▼

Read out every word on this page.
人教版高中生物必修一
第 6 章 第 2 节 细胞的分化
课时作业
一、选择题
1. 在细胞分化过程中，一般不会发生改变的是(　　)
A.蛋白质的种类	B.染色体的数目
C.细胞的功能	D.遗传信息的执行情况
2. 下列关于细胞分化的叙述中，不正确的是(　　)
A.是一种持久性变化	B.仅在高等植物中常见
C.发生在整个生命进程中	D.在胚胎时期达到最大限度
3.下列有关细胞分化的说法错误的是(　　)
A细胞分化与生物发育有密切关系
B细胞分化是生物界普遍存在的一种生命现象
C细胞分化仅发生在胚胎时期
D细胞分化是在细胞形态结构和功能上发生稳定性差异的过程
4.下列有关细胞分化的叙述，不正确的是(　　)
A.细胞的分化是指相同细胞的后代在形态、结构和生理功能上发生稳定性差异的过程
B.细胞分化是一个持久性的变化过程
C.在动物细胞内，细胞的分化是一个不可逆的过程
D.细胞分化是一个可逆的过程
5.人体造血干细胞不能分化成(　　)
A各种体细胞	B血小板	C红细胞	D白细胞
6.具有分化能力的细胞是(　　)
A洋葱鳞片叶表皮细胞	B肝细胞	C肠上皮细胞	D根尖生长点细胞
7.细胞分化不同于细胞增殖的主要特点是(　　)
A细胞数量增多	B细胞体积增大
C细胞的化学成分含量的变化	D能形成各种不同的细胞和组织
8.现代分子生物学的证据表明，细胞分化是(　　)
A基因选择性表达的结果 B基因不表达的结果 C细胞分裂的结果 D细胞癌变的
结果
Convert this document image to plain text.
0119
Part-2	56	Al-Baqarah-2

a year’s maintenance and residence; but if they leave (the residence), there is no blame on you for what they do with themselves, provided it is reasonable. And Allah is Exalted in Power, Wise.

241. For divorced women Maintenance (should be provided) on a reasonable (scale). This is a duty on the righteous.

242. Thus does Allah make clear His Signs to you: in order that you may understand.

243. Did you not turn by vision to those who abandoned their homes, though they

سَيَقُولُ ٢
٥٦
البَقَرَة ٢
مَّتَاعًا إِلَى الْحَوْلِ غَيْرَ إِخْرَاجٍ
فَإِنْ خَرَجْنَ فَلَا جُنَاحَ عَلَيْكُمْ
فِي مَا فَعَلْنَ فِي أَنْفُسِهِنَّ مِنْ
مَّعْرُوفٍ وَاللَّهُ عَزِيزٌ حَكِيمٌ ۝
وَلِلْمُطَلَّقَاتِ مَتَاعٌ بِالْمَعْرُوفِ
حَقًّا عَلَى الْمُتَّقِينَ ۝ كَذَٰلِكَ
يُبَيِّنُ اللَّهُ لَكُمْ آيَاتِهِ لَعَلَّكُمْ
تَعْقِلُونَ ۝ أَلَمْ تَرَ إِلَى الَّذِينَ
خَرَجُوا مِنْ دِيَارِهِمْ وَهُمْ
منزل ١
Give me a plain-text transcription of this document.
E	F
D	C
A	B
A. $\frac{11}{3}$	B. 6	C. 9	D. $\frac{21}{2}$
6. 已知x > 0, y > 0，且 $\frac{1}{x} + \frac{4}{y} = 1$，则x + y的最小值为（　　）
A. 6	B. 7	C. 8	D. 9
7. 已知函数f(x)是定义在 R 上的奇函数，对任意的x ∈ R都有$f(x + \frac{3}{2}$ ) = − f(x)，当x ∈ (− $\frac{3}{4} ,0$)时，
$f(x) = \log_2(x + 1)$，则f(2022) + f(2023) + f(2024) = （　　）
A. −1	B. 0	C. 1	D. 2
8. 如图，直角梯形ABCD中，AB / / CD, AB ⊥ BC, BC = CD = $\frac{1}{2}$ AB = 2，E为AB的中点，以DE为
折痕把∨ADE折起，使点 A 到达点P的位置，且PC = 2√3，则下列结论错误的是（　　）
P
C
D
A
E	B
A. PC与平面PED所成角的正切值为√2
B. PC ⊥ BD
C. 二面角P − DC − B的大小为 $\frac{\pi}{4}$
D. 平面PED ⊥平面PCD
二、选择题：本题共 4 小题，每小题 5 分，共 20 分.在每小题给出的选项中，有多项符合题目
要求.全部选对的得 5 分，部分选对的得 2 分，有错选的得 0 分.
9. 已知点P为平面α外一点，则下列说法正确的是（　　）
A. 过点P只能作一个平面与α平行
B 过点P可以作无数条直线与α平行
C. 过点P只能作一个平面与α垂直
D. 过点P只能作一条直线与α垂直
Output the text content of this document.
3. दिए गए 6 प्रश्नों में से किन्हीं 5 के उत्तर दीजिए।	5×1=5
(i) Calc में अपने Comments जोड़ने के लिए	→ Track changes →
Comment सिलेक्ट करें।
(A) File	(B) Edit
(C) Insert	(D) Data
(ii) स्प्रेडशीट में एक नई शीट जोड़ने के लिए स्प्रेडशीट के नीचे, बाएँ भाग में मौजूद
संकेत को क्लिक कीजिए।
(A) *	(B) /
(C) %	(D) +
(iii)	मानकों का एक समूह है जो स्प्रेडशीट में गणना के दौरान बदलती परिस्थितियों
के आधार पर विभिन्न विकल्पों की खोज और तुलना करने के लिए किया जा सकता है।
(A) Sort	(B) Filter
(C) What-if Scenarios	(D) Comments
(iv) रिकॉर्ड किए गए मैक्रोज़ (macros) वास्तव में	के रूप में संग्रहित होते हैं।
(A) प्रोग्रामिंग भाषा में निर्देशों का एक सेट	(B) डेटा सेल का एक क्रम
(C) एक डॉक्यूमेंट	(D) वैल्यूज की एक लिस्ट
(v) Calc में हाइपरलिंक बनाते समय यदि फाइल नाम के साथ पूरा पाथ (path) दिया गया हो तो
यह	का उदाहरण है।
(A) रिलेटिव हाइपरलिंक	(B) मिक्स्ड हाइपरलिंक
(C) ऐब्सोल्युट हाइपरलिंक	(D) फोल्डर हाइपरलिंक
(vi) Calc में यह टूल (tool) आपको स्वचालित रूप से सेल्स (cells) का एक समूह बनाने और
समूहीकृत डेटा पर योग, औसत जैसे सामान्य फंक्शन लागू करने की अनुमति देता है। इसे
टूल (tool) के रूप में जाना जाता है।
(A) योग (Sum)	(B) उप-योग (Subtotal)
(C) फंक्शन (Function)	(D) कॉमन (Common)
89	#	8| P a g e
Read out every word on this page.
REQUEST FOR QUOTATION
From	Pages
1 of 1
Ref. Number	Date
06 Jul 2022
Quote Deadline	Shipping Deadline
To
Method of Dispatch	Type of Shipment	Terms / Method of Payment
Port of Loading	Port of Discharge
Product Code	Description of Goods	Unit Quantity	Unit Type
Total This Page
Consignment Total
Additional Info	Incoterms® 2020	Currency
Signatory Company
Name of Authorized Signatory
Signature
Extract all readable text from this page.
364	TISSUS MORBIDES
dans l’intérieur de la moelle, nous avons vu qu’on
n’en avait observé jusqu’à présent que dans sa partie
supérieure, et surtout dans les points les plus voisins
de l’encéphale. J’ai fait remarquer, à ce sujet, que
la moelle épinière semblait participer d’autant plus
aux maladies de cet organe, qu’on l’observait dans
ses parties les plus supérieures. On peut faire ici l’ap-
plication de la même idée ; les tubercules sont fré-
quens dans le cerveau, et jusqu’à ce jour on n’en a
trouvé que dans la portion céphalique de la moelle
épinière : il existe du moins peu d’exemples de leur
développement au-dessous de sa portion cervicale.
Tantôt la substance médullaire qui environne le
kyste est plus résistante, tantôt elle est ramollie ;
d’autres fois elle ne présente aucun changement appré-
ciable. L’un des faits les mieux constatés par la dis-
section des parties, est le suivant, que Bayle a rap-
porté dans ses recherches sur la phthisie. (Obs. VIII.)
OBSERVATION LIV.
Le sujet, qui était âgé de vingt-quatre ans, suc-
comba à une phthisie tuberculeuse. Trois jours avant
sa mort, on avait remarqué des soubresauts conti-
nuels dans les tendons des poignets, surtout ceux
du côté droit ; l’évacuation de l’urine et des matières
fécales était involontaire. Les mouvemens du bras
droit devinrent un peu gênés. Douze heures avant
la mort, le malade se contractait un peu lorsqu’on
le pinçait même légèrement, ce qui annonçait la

▲

▶ [WRITTEN EXERCISE]
All lines above containing the string "surtout" are to be collected.

▶ [EXERCISE OUTPUT]
supérieure, et surtout dans les points les plus voisins
nuels dans les tendons des poignets, surtout ceux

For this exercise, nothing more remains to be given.